**Prompt**
Every entry must be echoed exactly.
··· Data to process
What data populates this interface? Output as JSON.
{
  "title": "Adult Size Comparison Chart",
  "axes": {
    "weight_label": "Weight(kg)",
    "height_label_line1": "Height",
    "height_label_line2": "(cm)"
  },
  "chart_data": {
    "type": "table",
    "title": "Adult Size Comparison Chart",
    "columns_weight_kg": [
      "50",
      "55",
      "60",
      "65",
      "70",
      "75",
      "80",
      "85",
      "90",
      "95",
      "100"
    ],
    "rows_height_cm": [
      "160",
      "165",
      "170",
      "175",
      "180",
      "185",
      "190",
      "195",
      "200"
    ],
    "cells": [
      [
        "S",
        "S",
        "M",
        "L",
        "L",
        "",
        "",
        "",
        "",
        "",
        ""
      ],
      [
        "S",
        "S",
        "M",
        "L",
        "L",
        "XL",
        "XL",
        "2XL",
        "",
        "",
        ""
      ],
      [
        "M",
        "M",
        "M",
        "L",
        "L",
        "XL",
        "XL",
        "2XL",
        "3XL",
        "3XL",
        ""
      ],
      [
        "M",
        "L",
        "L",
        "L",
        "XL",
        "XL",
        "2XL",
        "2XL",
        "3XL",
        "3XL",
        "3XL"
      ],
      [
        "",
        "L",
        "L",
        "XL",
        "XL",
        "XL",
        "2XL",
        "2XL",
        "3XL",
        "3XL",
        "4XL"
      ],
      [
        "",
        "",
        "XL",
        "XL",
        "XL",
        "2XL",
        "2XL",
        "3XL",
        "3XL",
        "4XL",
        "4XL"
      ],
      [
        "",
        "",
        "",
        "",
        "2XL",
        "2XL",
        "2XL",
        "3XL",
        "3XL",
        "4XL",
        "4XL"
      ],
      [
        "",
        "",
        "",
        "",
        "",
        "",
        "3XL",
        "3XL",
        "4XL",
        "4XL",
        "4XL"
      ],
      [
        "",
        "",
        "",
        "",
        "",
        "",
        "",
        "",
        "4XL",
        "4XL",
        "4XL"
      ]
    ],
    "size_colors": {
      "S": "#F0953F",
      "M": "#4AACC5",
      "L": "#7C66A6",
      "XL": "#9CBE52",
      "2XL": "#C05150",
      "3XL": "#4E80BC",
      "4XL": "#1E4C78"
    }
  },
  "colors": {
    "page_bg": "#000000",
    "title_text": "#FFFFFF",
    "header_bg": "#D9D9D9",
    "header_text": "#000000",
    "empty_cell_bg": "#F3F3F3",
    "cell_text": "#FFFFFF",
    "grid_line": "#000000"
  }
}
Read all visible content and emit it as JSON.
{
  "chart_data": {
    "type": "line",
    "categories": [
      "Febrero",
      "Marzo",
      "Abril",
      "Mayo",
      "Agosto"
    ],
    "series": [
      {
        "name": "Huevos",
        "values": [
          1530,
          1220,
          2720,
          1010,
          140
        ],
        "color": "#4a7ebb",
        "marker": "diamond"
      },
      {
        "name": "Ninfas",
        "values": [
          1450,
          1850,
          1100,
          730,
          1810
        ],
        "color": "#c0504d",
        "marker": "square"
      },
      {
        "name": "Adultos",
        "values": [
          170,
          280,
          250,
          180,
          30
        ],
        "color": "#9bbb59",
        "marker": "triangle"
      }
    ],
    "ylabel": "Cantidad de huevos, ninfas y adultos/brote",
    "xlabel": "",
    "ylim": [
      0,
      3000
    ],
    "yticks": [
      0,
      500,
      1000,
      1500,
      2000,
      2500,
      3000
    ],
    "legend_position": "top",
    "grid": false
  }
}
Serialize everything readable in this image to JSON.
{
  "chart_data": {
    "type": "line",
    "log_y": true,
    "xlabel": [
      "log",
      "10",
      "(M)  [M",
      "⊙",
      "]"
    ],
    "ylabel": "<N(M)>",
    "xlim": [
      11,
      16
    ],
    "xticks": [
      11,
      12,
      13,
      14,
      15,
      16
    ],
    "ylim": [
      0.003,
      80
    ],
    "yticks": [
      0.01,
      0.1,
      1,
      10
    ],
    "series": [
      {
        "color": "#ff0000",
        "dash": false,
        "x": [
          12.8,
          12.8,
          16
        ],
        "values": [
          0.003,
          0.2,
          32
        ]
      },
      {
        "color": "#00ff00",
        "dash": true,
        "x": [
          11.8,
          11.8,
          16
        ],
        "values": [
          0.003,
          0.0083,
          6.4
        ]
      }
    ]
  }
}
······
**Written answer**
What data populates this interface? Output as JSON.
{
  "title": "Adult Size Comparison Chart",
  "axes": {
    "weight_label": "Weight(kg)",
    "height_label_line1": "Height",
    "height_label_line2": "(cm)"
  },
  "chart_data": {
    "type": "table",
    "title": "Adult Size Comparison Chart",
    "columns_weight_kg": [
      "50",
      "55",
      "60",
      "65",
      "70",
      "75",
      "80",
      "85",
      "90",
      "95",
      "100"
    ],
    "rows_height_cm": [
      "160",
      "165",
      "170",
      "175",
      "180",
      "185",
      "190",
      "195",
      "200"
    ],
    "cells": [
      [
        "S",
        "S",
        "M",
        "L",
        "L",
        "",
        "",
        "",
        "",
        "",
        ""
      ],
      [
        "S",
        "S",
        "M",
        "L",
        "L",
        "XL",
        "XL",
        "2XL",
        "",
        "",
        ""
      ],
      [
        "M",
        "M",
        "M",
        "L",
        "L",
        "XL",
        "XL",
        "2XL",
        "3XL",
        "3XL",
        ""
      ],
      [
        "M",
        "L",
        "L",
        "L",
        "XL",
        "XL",
        "2XL",
        "2XL",
        "3XL",
        "3XL",
        "3XL"
      ],
      [
        "",
        "L",
        "L",
        "XL",
        "XL",
        "XL",
        "2XL",
        "2XL",
        "3XL",
        "3XL",
        "4XL"
      ],
      [
        "",
        "",
        "XL",
        "XL",
        "XL",
        "2XL",
        "2XL",
        "3XL",
        "3XL",
        "4XL",
        "4XL"
      ],
      [
        "",
        "",
        "",
        "",
        "2XL",
        "2XL",
        "2XL",
        "3XL",
        "3XL",
        "4XL",
        "4XL"
      ],
      [
        "",
        "",
        "",
        "",
        "",
        "",
        "3XL",
        "3XL",
        "4XL",
        "4XL",
        "4XL"
      ],
      [
        "",
        "",
        "",
        "",
        "",
        "",
        "",
        "",
        "4XL",
        "4XL",
        "4XL"
      ]
    ],
    "size_colors": {
      "S": "#F0953F",
      "M": "#4AACC5",
      "L": "#7C66A6",
      "XL": "#9CBE52",
      "2XL": "#C05150",
      "3XL": "#4E80BC",
      "4XL": "#1E4C78"
    }
  },
  "colors": {
    "page_bg": "#000000",
    "title_text": "#FFFFFF",
    "header_bg": "#D9D9D9",
    "header_text": "#000000",
    "empty_cell_bg": "#F3F3F3",
    "cell_text": "#FFFFFF",
    "grid_line": "#000000"
  }
}
Read all visible content and emit it as JSON.
{
  "chart_data": {
    "type": "line",
    "categories": [
      "Febrero",
      "Marzo",
      "Abril",
      "Mayo",
      "Agosto"
    ],
    "series": [
      {
        "name": "Huevos",
        "values": [
          1530,
          1220,
          2720,
          1010,
          140
        ],
        "color": "#4a7ebb",
        "marker": "diamond"
      },
      {
        "name": "Ninfas",
        "values": [
          1450,
          1850,
          1100,
          730,
          1810
        ],
        "color": "#c0504d",
        "marker": "square"
      },
      {
        "name": "Adultos",
        "values": [
          170,
          280,
          250,
          180,
          30
        ],
        "color": "#9bbb59",
        "marker": "triangle"
      }
    ],
    "ylabel": "Cantidad de huevos, ninfas y adultos/brote",
    "xlabel": "",
    "ylim": [
      0,
      3000
    ],
    "yticks": [
      0,
      500,
      1000,
      1500,
      2000,
      2500,
      3000
    ],
    "legend_position": "top",
    "grid": false
  }
}
Serialize everything readable in this image to JSON.
{
  "chart_data": {
    "type": "line",
    "log_y": true,
    "xlabel": [
      "log",
      "10",
      "(M)  [M",
      "⊙",
      "]"
    ],
    "ylabel": "<N(M)>",
    "xlim": [
      11,
      16
    ],
    "xticks": [
      11,
      12,
      13,
      14,
      15,
      16
    ],
    "ylim": [
      0.003,
      80
    ],
    "yticks": [
      0.01,
      0.1,
      1,
      10
    ],
    "series": [
      {
        "color": "#ff0000",
        "dash": false,
        "x": [
          12.8,
          12.8,
          16
        ],
        "values": [
          0.003,
          0.2,
          32
        ]
      },
      {
        "color": "#00ff00",
        "dash": true,
        "x": [
          11.8,
          11.8,
          16
        ],
        "values": [
          0.003,
          0.0083,
          6.4
        ]
      }
    ]
  }
}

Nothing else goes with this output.